TO DO: Write out every entry word for word.

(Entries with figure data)
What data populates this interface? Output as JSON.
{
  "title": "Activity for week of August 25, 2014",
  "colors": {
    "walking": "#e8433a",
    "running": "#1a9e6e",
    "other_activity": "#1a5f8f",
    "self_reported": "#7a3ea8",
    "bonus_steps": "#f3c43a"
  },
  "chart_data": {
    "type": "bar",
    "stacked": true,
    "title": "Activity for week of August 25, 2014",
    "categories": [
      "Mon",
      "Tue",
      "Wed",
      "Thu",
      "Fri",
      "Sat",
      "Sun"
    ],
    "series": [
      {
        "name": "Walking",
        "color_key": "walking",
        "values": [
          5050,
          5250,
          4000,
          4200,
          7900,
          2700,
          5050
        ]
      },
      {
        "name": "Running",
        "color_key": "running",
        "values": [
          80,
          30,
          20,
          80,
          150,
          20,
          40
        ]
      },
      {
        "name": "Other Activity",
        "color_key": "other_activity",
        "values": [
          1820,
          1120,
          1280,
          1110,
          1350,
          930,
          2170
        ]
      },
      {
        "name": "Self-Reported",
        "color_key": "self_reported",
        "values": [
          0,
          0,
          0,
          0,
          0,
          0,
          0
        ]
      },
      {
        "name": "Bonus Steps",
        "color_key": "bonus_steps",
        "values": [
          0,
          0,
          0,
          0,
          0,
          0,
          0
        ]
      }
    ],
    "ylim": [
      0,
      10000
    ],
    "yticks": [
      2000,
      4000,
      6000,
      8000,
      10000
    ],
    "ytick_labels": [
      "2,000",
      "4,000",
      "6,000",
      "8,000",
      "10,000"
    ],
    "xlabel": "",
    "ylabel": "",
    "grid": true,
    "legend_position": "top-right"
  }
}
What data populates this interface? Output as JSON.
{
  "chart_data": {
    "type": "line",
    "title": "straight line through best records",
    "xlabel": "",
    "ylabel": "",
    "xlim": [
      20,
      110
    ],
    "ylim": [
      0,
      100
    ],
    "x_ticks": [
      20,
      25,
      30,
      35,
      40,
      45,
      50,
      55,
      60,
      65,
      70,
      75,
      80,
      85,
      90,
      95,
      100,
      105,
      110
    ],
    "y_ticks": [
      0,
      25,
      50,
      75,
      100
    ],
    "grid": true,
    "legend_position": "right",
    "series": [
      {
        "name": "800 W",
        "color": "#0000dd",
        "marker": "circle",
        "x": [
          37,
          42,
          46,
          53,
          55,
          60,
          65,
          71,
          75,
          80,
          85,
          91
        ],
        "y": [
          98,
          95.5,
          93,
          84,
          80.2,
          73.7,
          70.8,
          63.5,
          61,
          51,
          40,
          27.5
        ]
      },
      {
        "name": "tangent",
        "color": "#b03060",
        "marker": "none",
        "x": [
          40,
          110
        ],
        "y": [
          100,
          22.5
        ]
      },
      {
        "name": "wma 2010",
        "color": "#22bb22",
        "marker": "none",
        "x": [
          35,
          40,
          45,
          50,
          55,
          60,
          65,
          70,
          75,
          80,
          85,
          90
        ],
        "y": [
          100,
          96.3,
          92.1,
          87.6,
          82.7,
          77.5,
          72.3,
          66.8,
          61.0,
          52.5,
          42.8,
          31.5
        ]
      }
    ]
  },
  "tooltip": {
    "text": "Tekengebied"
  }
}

TASK OUTPUT:
What data populates this interface? Output as JSON.
{
  "title": "Activity for week of August 25, 2014",
  "colors": {
    "walking": "#e8433a",
    "running": "#1a9e6e",
    "other_activity": "#1a5f8f",
    "self_reported": "#7a3ea8",
    "bonus_steps": "#f3c43a"
  },
  "chart_data": {
    "type": "bar",
    "stacked": true,
    "title": "Activity for week of August 25, 2014",
    "categories": [
      "Mon",
      "Tue",
      "Wed",
      "Thu",
      "Fri",
      "Sat",
      "Sun"
    ],
    "series": [
      {
        "name": "Walking",
        "color_key": "walking",
        "values": [
          5050,
          5250,
          4000,
          4200,
          7900,
          2700,
          5050
        ]
      },
      {
        "name": "Running",
        "color_key": "running",
        "values": [
          80,
          30,
          20,
          80,
          150,
          20,
          40
        ]
      },
      {
        "name": "Other Activity",
        "color_key": "other_activity",
        "values": [
          1820,
          1120,
          1280,
          1110,
          1350,
          930,
          2170
        ]
      },
      {
        "name": "Self-Reported",
        "color_key": "self_reported",
        "values": [
          0,
          0,
          0,
          0,
          0,
          0,
          0
        ]
      },
      {
        "name": "Bonus Steps",
        "color_key": "bonus_steps",
        "values": [
          0,
          0,
          0,
          0,
          0,
          0,
          0
        ]
      }
    ],
    "ylim": [
      0,
      10000
    ],
    "yticks": [
      2000,
      4000,
      6000,
      8000,
      10000
    ],
    "ytick_labels": [
      "2,000",
      "4,000",
      "6,000",
      "8,000",
      "10,000"
    ],
    "xlabel": "",
    "ylabel": "",
    "grid": true,
    "legend_position": "top-right"
  }
}
What data populates this interface? Output as JSON.
{
  "chart_data": {
    "type": "line",
    "title": "straight line through best records",
    "xlabel": "",
    "ylabel": "",
    "xlim": [
      20,
      110
    ],
    "ylim": [
      0,
      100
    ],
    "x_ticks": [
      20,
      25,
      30,
      35,
      40,
      45,
      50,
      55,
      60,
      65,
      70,
      75,
      80,
      85,
      90,
      95,
      100,
      105,
      110
    ],
    "y_ticks": [
      0,
      25,
      50,
      75,
      100
    ],
    "grid": true,
    "legend_position": "right",
    "series": [
      {
        "name": "800 W",
        "color": "#0000dd",
        "marker": "circle",
        "x": [
          37,
          42,
          46,
          53,
          55,
          60,
          65,
          71,
          75,
          80,
          85,
          91
        ],
        "y": [
          98,
          95.5,
          93,
          84,
          80.2,
          73.7,
          70.8,
          63.5,
          61,
          51,
          40,
          27.5
        ]
      },
      {
        "name": "tangent",
        "color": "#b03060",
        "marker": "none",
        "x": [
          40,
          110
        ],
        "y": [
          100,
          22.5
        ]
      },
      {
        "name": "wma 2010",
        "color": "#22bb22",
        "marker": "none",
        "x": [
          35,
          40,
          45,
          50,
          55,
          60,
          65,
          70,
          75,
          80,
          85,
          90
        ],
        "y": [
          100,
          96.3,
          92.1,
          87.6,
          82.7,
          77.5,
          72.3,
          66.8,
          61.0,
          52.5,
          42.8,
          31.5
        ]
      }
    ]
  },
  "tooltip": {
    "text": "Tekengebied"
  }
}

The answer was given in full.